WHAT IS NEEDED:
Each record below should appear again exactly as written.
++++ WORKING DATA ++++
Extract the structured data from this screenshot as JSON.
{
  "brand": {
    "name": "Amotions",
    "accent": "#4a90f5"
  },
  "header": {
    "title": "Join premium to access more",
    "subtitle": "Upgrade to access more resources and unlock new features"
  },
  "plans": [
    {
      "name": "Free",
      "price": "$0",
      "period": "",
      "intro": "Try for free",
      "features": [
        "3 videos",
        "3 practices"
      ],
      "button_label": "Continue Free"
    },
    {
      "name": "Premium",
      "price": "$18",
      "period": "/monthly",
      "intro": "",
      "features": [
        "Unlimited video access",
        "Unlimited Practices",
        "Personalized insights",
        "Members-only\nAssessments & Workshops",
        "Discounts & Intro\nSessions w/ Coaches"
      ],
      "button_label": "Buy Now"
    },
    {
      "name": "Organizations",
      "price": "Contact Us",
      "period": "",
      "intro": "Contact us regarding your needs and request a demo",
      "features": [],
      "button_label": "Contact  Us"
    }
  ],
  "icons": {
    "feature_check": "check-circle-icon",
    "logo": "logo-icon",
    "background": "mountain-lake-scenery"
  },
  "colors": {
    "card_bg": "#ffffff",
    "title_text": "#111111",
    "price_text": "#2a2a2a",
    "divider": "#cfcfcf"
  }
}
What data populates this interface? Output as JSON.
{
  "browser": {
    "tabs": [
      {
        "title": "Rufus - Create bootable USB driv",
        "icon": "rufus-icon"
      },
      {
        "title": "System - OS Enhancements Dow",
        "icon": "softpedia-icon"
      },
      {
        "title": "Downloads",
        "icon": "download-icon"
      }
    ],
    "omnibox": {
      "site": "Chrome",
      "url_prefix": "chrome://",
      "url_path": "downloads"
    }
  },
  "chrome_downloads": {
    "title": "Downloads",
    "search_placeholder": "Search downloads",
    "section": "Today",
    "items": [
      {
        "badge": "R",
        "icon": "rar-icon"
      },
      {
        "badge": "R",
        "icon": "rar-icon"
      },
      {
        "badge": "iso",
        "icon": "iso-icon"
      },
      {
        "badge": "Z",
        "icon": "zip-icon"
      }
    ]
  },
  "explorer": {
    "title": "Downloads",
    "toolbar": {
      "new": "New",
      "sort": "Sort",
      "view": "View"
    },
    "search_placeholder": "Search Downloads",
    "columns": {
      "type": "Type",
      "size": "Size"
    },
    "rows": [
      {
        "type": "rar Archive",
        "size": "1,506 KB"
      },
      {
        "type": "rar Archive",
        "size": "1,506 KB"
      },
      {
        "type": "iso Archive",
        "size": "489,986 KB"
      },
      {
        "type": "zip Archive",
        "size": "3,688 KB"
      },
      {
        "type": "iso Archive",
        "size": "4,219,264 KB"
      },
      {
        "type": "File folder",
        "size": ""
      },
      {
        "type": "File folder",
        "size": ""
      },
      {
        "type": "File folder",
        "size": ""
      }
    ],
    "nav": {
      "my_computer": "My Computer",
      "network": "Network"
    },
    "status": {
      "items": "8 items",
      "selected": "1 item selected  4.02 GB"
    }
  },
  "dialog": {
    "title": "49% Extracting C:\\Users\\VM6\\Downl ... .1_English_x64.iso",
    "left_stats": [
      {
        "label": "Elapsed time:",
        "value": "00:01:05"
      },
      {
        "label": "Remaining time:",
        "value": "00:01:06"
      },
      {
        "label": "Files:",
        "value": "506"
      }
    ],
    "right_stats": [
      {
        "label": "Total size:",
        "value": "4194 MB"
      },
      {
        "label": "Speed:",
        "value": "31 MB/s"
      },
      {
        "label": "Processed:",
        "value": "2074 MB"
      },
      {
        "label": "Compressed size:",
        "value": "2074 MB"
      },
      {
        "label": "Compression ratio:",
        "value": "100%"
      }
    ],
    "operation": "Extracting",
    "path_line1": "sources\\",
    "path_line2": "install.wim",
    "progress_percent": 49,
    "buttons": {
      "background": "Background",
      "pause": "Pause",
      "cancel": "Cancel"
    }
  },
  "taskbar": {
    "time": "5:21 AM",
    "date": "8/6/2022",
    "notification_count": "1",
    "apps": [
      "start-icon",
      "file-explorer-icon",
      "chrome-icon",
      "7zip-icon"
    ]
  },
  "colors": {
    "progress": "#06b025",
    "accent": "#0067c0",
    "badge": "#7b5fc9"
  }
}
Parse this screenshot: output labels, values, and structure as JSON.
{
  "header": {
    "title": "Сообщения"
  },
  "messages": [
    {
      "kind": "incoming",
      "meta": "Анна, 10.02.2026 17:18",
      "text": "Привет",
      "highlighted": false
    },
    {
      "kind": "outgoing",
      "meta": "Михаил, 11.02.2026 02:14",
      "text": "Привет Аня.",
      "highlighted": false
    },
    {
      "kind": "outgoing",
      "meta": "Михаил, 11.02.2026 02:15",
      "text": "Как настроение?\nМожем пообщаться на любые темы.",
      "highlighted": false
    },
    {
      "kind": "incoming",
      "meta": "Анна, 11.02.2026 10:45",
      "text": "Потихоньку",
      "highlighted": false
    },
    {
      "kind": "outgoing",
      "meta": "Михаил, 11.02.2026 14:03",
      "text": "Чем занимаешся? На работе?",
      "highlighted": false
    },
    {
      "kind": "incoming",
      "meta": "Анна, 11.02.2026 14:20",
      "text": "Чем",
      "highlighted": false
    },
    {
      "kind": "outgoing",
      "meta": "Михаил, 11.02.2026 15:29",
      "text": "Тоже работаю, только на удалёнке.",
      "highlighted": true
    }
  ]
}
++++
ANSWER TO THIS EXERCISE:
Extract the structured data from this screenshot as JSON.
{
  "brand": {
    "name": "Amotions",
    "accent": "#4a90f5"
  },
  "header": {
    "title": "Join premium to access more",
    "subtitle": "Upgrade to access more resources and unlock new features"
  },
  "plans": [
    {
      "name": "Free",
      "price": "$0",
      "period": "",
      "intro": "Try for free",
      "features": [
        "3 videos",
        "3 practices"
      ],
      "button_label": "Continue Free"
    },
    {
      "name": "Premium",
      "price": "$18",
      "period": "/monthly",
      "intro": "",
      "features": [
        "Unlimited video access",
        "Unlimited Practices",
        "Personalized insights",
        "Members-only\nAssessments & Workshops",
        "Discounts & Intro\nSessions w/ Coaches"
      ],
      "button_label": "Buy Now"
    },
    {
      "name": "Organizations",
      "price": "Contact Us",
      "period": "",
      "intro": "Contact us regarding your needs and request a demo",
      "features": [],
      "button_label": "Contact  Us"
    }
  ],
  "icons": {
    "feature_check": "check-circle-icon",
    "logo": "logo-icon",
    "background": "mountain-lake-scenery"
  },
  "colors": {
    "card_bg": "#ffffff",
    "title_text": "#111111",
    "price_text": "#2a2a2a",
    "divider": "#cfcfcf"
  }
}
What data populates this interface? Output as JSON.
{
  "browser": {
    "tabs": [
      {
        "title": "Rufus - Create bootable USB driv",
        "icon": "rufus-icon"
      },
      {
        "title": "System - OS Enhancements Dow",
        "icon": "softpedia-icon"
      },
      {
        "title": "Downloads",
        "icon": "download-icon"
      }
    ],
    "omnibox": {
      "site": "Chrome",
      "url_prefix": "chrome://",
      "url_path": "downloads"
    }
  },
  "chrome_downloads": {
    "title": "Downloads",
    "search_placeholder": "Search downloads",
    "section": "Today",
    "items": [
      {
        "badge": "R",
        "icon": "rar-icon"
      },
      {
        "badge": "R",
        "icon": "rar-icon"
      },
      {
        "badge": "iso",
        "icon": "iso-icon"
      },
      {
        "badge": "Z",
        "icon": "zip-icon"
      }
    ]
  },
  "explorer": {
    "title": "Downloads",
    "toolbar": {
      "new": "New",
      "sort": "Sort",
      "view": "View"
    },
    "search_placeholder": "Search Downloads",
    "columns": {
      "type": "Type",
      "size": "Size"
    },
    "rows": [
      {
        "type": "rar Archive",
        "size": "1,506 KB"
      },
      {
        "type": "rar Archive",
        "size": "1,506 KB"
      },
      {
        "type": "iso Archive",
        "size": "489,986 KB"
      },
      {
        "type": "zip Archive",
        "size": "3,688 KB"
      },
      {
        "type": "iso Archive",
        "size": "4,219,264 KB"
      },
      {
        "type": "File folder",
        "size": ""
      },
      {
        "type": "File folder",
        "size": ""
      },
      {
        "type": "File folder",
        "size": ""
      }
    ],
    "nav": {
      "my_computer": "My Computer",
      "network": "Network"
    },
    "status": {
      "items": "8 items",
      "selected": "1 item selected  4.02 GB"
    }
  },
  "dialog": {
    "title": "49% Extracting C:\\Users\\VM6\\Downl ... .1_English_x64.iso",
    "left_stats": [
      {
        "label": "Elapsed time:",
        "value": "00:01:05"
      },
      {
        "label": "Remaining time:",
        "value": "00:01:06"
      },
      {
        "label": "Files:",
        "value": "506"
      }
    ],
    "right_stats": [
      {
        "label": "Total size:",
        "value": "4194 MB"
      },
      {
        "label": "Speed:",
        "value": "31 MB/s"
      },
      {
        "label": "Processed:",
        "value": "2074 MB"
      },
      {
        "label": "Compressed size:",
        "value": "2074 MB"
      },
      {
        "label": "Compression ratio:",
        "value": "100%"
      }
    ],
    "operation": "Extracting",
    "path_line1": "sources\\",
    "path_line2": "install.wim",
    "progress_percent": 49,
    "buttons": {
      "background": "Background",
      "pause": "Pause",
      "cancel": "Cancel"
    }
  },
  "taskbar": {
    "time": "5:21 AM",
    "date": "8/6/2022",
    "notification_count": "1",
    "apps": [
      "start-icon",
      "file-explorer-icon",
      "chrome-icon",
      "7zip-icon"
    ]
  },
  "colors": {
    "progress": "#06b025",
    "accent": "#0067c0",
    "badge": "#7b5fc9"
  }
}
Parse this screenshot: output labels, values, and structure as JSON.
{
  "header": {
    "title": "Сообщения"
  },
  "messages": [
    {
      "kind": "incoming",
      "meta": "Анна, 10.02.2026 17:18",
      "text": "Привет",
      "highlighted": false
    },
    {
      "kind": "outgoing",
      "meta": "Михаил, 11.02.2026 02:14",
      "text": "Привет Аня.",
      "highlighted": false
    },
    {
      "kind": "outgoing",
      "meta": "Михаил, 11.02.2026 02:15",
      "text": "Как настроение?\nМожем пообщаться на любые темы.",
      "highlighted": false
    },
    {
      "kind": "incoming",
      "meta": "Анна, 11.02.2026 10:45",
      "text": "Потихоньку",
      "highlighted": false
    },
    {
      "kind": "outgoing",
      "meta": "Михаил, 11.02.2026 14:03",
      "text": "Чем занимаешся? На работе?",
      "highlighted": false
    },
    {
      "kind": "incoming",
      "meta": "Анна, 11.02.2026 14:20",
      "text": "Чем",
      "highlighted": false
    },
    {
      "kind": "outgoing",
      "meta": "Михаил, 11.02.2026 15:29",
      "text": "Тоже работаю, только на удалёнке.",
      "highlighted": true
    }
  ]
}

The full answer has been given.